Data for processing =>

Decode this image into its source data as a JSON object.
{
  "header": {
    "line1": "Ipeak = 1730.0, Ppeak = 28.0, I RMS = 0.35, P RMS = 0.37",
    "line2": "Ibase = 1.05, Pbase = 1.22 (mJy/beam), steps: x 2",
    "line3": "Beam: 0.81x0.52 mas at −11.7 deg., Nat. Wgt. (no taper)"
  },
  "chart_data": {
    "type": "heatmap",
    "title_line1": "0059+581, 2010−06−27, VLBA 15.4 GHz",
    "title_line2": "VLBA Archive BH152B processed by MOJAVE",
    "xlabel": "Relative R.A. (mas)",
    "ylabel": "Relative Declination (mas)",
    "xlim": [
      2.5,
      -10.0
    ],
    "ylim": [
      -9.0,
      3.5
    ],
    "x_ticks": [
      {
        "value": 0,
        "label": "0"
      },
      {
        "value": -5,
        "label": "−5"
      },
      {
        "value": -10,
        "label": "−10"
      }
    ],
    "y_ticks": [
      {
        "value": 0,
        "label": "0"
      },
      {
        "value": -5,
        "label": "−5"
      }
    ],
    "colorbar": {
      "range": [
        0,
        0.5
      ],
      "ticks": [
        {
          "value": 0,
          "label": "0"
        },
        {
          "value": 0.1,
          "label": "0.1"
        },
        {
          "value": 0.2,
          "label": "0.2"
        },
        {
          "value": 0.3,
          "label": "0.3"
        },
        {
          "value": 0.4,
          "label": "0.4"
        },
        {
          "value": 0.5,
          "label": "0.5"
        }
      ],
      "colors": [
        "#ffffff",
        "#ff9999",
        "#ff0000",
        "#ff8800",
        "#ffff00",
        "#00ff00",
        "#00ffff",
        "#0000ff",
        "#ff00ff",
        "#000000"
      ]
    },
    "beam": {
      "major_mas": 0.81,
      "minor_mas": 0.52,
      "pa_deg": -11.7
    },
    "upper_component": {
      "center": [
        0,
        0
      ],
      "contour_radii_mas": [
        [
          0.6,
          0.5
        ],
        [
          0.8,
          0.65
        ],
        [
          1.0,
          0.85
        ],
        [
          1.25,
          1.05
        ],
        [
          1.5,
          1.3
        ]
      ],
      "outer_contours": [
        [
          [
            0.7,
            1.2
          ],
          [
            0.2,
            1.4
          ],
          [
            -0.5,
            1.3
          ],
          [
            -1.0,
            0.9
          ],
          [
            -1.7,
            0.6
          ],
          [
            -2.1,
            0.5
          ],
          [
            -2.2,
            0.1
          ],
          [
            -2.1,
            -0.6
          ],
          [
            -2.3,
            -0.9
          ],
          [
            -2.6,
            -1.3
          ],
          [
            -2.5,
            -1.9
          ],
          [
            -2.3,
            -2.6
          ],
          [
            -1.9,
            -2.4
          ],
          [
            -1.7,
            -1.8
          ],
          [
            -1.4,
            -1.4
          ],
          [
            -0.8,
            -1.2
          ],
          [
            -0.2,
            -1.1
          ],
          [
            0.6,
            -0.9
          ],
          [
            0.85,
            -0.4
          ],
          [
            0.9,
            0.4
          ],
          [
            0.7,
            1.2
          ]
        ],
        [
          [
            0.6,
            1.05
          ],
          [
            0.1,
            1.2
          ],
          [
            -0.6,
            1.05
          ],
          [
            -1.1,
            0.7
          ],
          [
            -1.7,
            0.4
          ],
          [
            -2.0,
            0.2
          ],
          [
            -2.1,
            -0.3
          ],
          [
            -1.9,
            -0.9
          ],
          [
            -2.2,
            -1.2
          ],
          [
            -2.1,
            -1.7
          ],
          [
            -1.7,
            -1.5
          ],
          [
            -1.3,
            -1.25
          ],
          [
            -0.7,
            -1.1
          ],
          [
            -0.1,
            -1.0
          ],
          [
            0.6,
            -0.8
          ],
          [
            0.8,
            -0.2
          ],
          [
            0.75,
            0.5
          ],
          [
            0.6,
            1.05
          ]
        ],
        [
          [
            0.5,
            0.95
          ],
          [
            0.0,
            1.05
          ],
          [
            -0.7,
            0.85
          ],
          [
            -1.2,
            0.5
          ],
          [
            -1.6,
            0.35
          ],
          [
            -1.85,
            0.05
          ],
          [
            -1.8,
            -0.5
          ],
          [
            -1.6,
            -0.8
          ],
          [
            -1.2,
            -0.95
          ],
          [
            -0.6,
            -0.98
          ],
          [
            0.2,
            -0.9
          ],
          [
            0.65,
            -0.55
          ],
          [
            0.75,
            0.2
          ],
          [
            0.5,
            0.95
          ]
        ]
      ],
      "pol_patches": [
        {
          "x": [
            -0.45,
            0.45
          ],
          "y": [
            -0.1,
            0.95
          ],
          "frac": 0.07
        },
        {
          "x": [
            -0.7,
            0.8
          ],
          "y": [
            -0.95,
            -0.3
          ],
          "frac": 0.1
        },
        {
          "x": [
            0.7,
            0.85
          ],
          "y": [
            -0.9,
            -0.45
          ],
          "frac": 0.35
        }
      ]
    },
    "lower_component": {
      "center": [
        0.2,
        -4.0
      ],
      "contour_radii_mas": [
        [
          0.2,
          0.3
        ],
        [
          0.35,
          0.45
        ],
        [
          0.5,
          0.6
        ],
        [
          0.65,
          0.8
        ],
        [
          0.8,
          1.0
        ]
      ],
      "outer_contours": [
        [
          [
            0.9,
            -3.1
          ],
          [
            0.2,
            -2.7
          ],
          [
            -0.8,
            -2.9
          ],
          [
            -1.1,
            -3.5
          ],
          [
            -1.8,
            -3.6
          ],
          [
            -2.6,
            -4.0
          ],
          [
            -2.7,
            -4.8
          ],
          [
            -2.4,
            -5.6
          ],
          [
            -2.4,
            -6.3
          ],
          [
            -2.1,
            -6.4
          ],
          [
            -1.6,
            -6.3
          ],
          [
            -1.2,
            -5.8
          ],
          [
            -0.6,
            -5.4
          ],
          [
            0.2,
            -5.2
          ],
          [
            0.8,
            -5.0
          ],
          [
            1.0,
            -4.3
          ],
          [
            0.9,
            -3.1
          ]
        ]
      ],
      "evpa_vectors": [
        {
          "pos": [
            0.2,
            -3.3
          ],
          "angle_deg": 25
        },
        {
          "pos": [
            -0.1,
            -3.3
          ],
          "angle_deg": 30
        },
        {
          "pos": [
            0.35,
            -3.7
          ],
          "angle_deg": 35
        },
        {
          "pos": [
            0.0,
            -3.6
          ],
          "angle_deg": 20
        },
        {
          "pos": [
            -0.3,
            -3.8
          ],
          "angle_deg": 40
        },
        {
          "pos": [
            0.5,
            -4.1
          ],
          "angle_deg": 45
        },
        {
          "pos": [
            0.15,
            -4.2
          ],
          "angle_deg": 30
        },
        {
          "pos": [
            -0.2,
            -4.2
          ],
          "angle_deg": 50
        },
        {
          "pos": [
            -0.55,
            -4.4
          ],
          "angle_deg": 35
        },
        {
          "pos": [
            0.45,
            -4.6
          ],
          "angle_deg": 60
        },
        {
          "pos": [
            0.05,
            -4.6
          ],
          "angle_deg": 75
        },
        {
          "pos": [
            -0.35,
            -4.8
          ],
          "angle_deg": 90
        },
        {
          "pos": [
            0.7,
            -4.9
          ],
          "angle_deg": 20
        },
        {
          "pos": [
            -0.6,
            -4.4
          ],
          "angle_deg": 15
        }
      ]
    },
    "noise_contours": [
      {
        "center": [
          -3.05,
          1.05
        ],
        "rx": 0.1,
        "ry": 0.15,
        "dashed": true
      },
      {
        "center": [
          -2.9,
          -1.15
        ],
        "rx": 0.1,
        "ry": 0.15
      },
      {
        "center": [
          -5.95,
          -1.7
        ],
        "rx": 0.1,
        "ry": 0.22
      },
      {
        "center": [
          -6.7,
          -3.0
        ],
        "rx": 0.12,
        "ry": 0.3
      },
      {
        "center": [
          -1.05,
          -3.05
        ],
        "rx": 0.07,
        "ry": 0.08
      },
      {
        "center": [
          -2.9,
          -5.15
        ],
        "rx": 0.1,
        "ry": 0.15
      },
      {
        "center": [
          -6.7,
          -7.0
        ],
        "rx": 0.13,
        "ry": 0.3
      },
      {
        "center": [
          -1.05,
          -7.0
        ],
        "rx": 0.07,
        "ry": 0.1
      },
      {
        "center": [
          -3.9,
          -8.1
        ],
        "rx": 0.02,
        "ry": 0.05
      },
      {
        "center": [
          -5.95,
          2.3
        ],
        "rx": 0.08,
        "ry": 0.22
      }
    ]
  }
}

What the exercise asks => Reply with the number of lines in the material above that contain "VLBA", and nothing more.

Response to this exercise => 2